> _Problem_: Restate all the material verbatim, except for the pictures.

— Start —

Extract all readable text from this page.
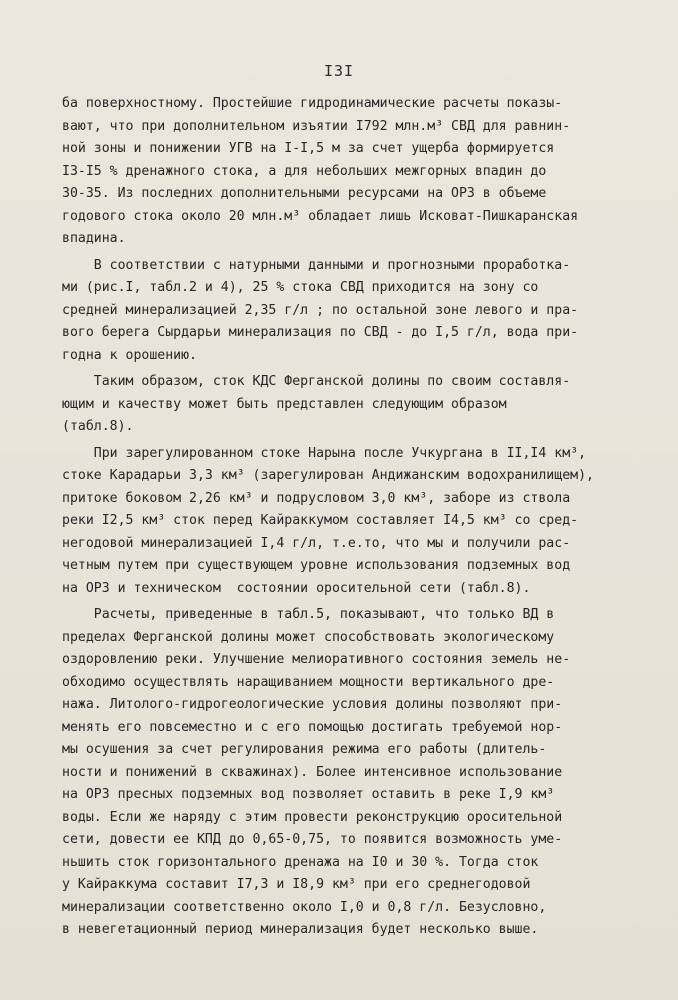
I3I
ба поверхностному. Простейшие гидродинамические расчеты показы-
вают, что при дополнительном изъятии I792 млн.м³ СВД для равнин-
ной зоны и понижении УГВ на I-I,5 м за счет ущерба формируется
I3-I5 % дренажного стока, а для небольших межгорных впадин до
30-35. Из последних дополнительными ресурсами на ОРЗ в объеме
годового стока около 20 млн.м³ обладает лишь Исковат-Пишкаранская
впадина.
В соответствии с натурными данными и прогнозными проработка-
ми (рис.I, табл.2 и 4), 25 % стока СВД приходится на зону со
средней минерализацией 2,35 г/л ; по остальной зоне левого и пра-
вого берега Сырдарьи минерализация по СВД - до I,5 г/л, вода при-
годна к орошению.
Таким образом, сток КДС Ферганской долины по своим составля-
ющим и качеству может быть представлен следующим образом
(табл.8).
При зарегулированном стоке Нарына после Учкургана в II,I4 км³,
стоке Карадарьи 3,3 км³ (зарегулирован Андижанским водохранилищем),
притоке боковом 2,26 км³ и подрусловом 3,0 км³, заборе из ствола
реки I2,5 км³ сток перед Кайраккумом составляет I4,5 км³ со сред-
негодовой минерализацией I,4 г/л, т.е.то, что мы и получили рас-
четным путем при существующем уровне использования подземных вод
на ОРЗ и техническом  состоянии оросительной сети (табл.8).
Расчеты, приведенные в табл.5, показывают, что только ВД в
пределах Ферганской долины может способствовать экологическому
оздоровлению реки. Улучшение мелиоративного состояния земель не-
обходимо осуществлять наращиванием мощности вертикального дре-
нажа. Литолого-гидрогеологические условия долины позволяют при-
менять его повсеместно и с его помощью достигать требуемой нор-
мы осушения за счет регулирования режима его работы (длитель-
ности и понижений в скважинах). Более интенсивное использование
на ОРЗ пресных подземных вод позволяет оставить в реке I,9 км³
воды. Если же наряду с этим провести реконструкцию оросительной
сети, довести ее КПД до 0,65-0,75, то появится возможность умe-
ньшить сток горизонтального дренажа на I0 и 30 %. Тогда сток
у Кайраккума составит I7,3 и I8,9 км³ при его среднегодовой
минерализации соответственно около I,0 и 0,8 г/л. Безусловно,
в невегетационный период минерализация будет несколько выше.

— End —

> _Answer to the task_:
Extract all readable text from this page.
I3I
ба поверхностному. Простейшие гидродинамические расчеты показы-
вают, что при дополнительном изъятии I792 млн.м³ СВД для равнин-
ной зоны и понижении УГВ на I-I,5 м за счет ущерба формируется
I3-I5 % дренажного стока, а для небольших межгорных впадин до
30-35. Из последних дополнительными ресурсами на ОРЗ в объеме
годового стока около 20 млн.м³ обладает лишь Исковат-Пишкаранская
впадина.
В соответствии с натурными данными и прогнозными проработка-
ми (рис.I, табл.2 и 4), 25 % стока СВД приходится на зону со
средней минерализацией 2,35 г/л ; по остальной зоне левого и пра-
вого берега Сырдарьи минерализация по СВД - до I,5 г/л, вода при-
годна к орошению.
Таким образом, сток КДС Ферганской долины по своим составля-
ющим и качеству может быть представлен следующим образом
(табл.8).
При зарегулированном стоке Нарына после Учкургана в II,I4 км³,
стоке Карадарьи 3,3 км³ (зарегулирован Андижанским водохранилищем),
притоке боковом 2,26 км³ и подрусловом 3,0 км³, заборе из ствола
реки I2,5 км³ сток перед Кайраккумом составляет I4,5 км³ со сред-
негодовой минерализацией I,4 г/л, т.е.то, что мы и получили рас-
четным путем при существующем уровне использования подземных вод
на ОРЗ и техническом  состоянии оросительной сети (табл.8).
Расчеты, приведенные в табл.5, показывают, что только ВД в
пределах Ферганской долины может способствовать экологическому
оздоровлению реки. Улучшение мелиоративного состояния земель не-
обходимо осуществлять наращиванием мощности вертикального дре-
нажа. Литолого-гидрогеологические условия долины позволяют при-
менять его повсеместно и с его помощью достигать требуемой нор-
мы осушения за счет регулирования режима его работы (длитель-
ности и понижений в скважинах). Более интенсивное использование
на ОРЗ пресных подземных вод позволяет оставить в реке I,9 км³
воды. Если же наряду с этим провести реконструкцию оросительной
сети, довести ее КПД до 0,65-0,75, то появится возможность умe-
ньшить сток горизонтального дренажа на I0 и 30 %. Тогда сток
у Кайраккума составит I7,3 и I8,9 км³ при его среднегодовой
минерализации соответственно около I,0 и 0,8 г/л. Безусловно,
в невегетационный период минерализация будет несколько выше.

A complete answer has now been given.